═══ PROVIDED INFORMATION ═══

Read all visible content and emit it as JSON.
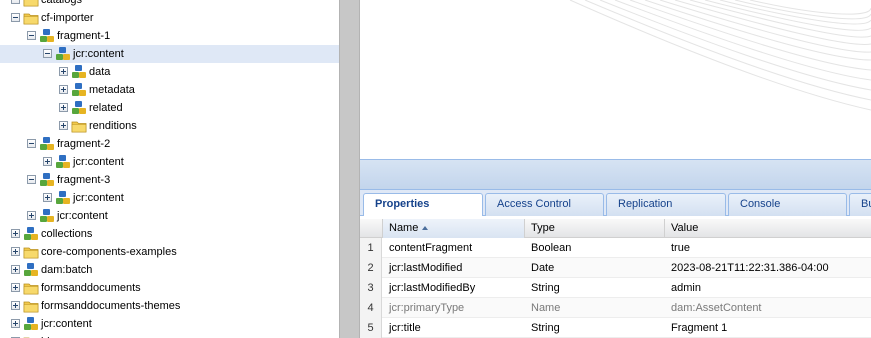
{
  "tree": {
    "nodes": [
      {
        "label": "catalogs",
        "icon": "folder",
        "toggle": "expanded",
        "depth": 1
      },
      {
        "label": "cf-importer",
        "icon": "folder",
        "toggle": "expanded",
        "depth": 1
      },
      {
        "label": "fragment-1",
        "icon": "node",
        "toggle": "expanded",
        "depth": 2
      },
      {
        "label": "jcr:content",
        "icon": "node",
        "toggle": "expanded",
        "depth": 3,
        "selected": true
      },
      {
        "label": "data",
        "icon": "node",
        "toggle": "collapsed",
        "depth": 4
      },
      {
        "label": "metadata",
        "icon": "node",
        "toggle": "collapsed",
        "depth": 4
      },
      {
        "label": "related",
        "icon": "node",
        "toggle": "collapsed",
        "depth": 4
      },
      {
        "label": "renditions",
        "icon": "folder",
        "toggle": "collapsed",
        "depth": 4
      },
      {
        "label": "fragment-2",
        "icon": "node",
        "toggle": "expanded",
        "depth": 2
      },
      {
        "label": "jcr:content",
        "icon": "node",
        "toggle": "collapsed",
        "depth": 3
      },
      {
        "label": "fragment-3",
        "icon": "node",
        "toggle": "expanded",
        "depth": 2
      },
      {
        "label": "jcr:content",
        "icon": "node",
        "toggle": "collapsed",
        "depth": 3
      },
      {
        "label": "jcr:content",
        "icon": "node",
        "toggle": "collapsed",
        "depth": 2
      },
      {
        "label": "collections",
        "icon": "node",
        "toggle": "collapsed",
        "depth": 1
      },
      {
        "label": "core-components-examples",
        "icon": "folder",
        "toggle": "collapsed",
        "depth": 1
      },
      {
        "label": "dam:batch",
        "icon": "node",
        "toggle": "collapsed",
        "depth": 1
      },
      {
        "label": "formsanddocuments",
        "icon": "folder",
        "toggle": "collapsed",
        "depth": 1
      },
      {
        "label": "formsanddocuments-themes",
        "icon": "folder",
        "toggle": "collapsed",
        "depth": 1
      },
      {
        "label": "jcr:content",
        "icon": "node",
        "toggle": "collapsed",
        "depth": 1
      },
      {
        "label": "ld-ecomm",
        "icon": "folder",
        "toggle": "collapsed",
        "depth": 1
      }
    ]
  },
  "tabs": [
    {
      "label": "Properties",
      "active": true
    },
    {
      "label": "Access Control",
      "active": false
    },
    {
      "label": "Replication",
      "active": false
    },
    {
      "label": "Console",
      "active": false
    },
    {
      "label": "Bu",
      "active": false
    }
  ],
  "grid": {
    "columns": [
      "Name",
      "Type",
      "Value"
    ],
    "sorted_column": "Name",
    "rows": [
      {
        "num": "1",
        "name": "contentFragment",
        "type": "Boolean",
        "value": "true",
        "muted": false
      },
      {
        "num": "2",
        "name": "jcr:lastModified",
        "type": "Date",
        "value": "2023-08-21T11:22:31.386-04:00",
        "muted": false
      },
      {
        "num": "3",
        "name": "jcr:lastModifiedBy",
        "type": "String",
        "value": "admin",
        "muted": false
      },
      {
        "num": "4",
        "name": "jcr:primaryType",
        "type": "Name",
        "value": "dam:AssetContent",
        "muted": true
      },
      {
        "num": "5",
        "name": "jcr:title",
        "type": "String",
        "value": "Fragment 1",
        "muted": false
      }
    ]
  },
  "colors": {
    "selection": "#dfe8f6",
    "tab_text": "#15428b",
    "folder": "#f1c84b",
    "node_blue": "#2f6fc2",
    "node_green": "#57a63c",
    "node_yellow": "#e6b422"
  }
}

═══

> _EXERCISE_
Reproduce the material above verbatim; omit every picture.

> _WRITTEN SOLUTION_
Read all visible content and emit it as JSON.
{
  "tree": {
    "nodes": [
      {
        "label": "catalogs",
        "icon": "folder",
        "toggle": "expanded",
        "depth": 1
      },
      {
        "label": "cf-importer",
        "icon": "folder",
        "toggle": "expanded",
        "depth": 1
      },
      {
        "label": "fragment-1",
        "icon": "node",
        "toggle": "expanded",
        "depth": 2
      },
      {
        "label": "jcr:content",
        "icon": "node",
        "toggle": "expanded",
        "depth": 3,
        "selected": true
      },
      {
        "label": "data",
        "icon": "node",
        "toggle": "collapsed",
        "depth": 4
      },
      {
        "label": "metadata",
        "icon": "node",
        "toggle": "collapsed",
        "depth": 4
      },
      {
        "label": "related",
        "icon": "node",
        "toggle": "collapsed",
        "depth": 4
      },
      {
        "label": "renditions",
        "icon": "folder",
        "toggle": "collapsed",
        "depth": 4
      },
      {
        "label": "fragment-2",
        "icon": "node",
        "toggle": "expanded",
        "depth": 2
      },
      {
        "label": "jcr:content",
        "icon": "node",
        "toggle": "collapsed",
        "depth": 3
      },
      {
        "label": "fragment-3",
        "icon": "node",
        "toggle": "expanded",
        "depth": 2
      },
      {
        "label": "jcr:content",
        "icon": "node",
        "toggle": "collapsed",
        "depth": 3
      },
      {
        "label": "jcr:content",
        "icon": "node",
        "toggle": "collapsed",
        "depth": 2
      },
      {
        "label": "collections",
        "icon": "node",
        "toggle": "collapsed",
        "depth": 1
      },
      {
        "label": "core-components-examples",
        "icon": "folder",
        "toggle": "collapsed",
        "depth": 1
      },
      {
        "label": "dam:batch",
        "icon": "node",
        "toggle": "collapsed",
        "depth": 1
      },
      {
        "label": "formsanddocuments",
        "icon": "folder",
        "toggle": "collapsed",
        "depth": 1
      },
      {
        "label": "formsanddocuments-themes",
        "icon": "folder",
        "toggle": "collapsed",
        "depth": 1
      },
      {
        "label": "jcr:content",
        "icon": "node",
        "toggle": "collapsed",
        "depth": 1
      },
      {
        "label": "ld-ecomm",
        "icon": "folder",
        "toggle": "collapsed",
        "depth": 1
      }
    ]
  },
  "tabs": [
    {
      "label": "Properties",
      "active": true
    },
    {
      "label": "Access Control",
      "active": false
    },
    {
      "label": "Replication",
      "active": false
    },
    {
      "label": "Console",
      "active": false
    },
    {
      "label": "Bu",
      "active": false
    }
  ],
  "grid": {
    "columns": [
      "Name",
      "Type",
      "Value"
    ],
    "sorted_column": "Name",
    "rows": [
      {
        "num": "1",
        "name": "contentFragment",
        "type": "Boolean",
        "value": "true",
        "muted": false
      },
      {
        "num": "2",
        "name": "jcr:lastModified",
        "type": "Date",
        "value": "2023-08-21T11:22:31.386-04:00",
        "muted": false
      },
      {
        "num": "3",
        "name": "jcr:lastModifiedBy",
        "type": "String",
        "value": "admin",
        "muted": false
      },
      {
        "num": "4",
        "name": "jcr:primaryType",
        "type": "Name",
        "value": "dam:AssetContent",
        "muted": true
      },
      {
        "num": "5",
        "name": "jcr:title",
        "type": "String",
        "value": "Fragment 1",
        "muted": false
      }
    ]
  },
  "colors": {
    "selection": "#dfe8f6",
    "tab_text": "#15428b",
    "folder": "#f1c84b",
    "node_blue": "#2f6fc2",
    "node_green": "#57a63c",
    "node_yellow": "#e6b422"
  }
}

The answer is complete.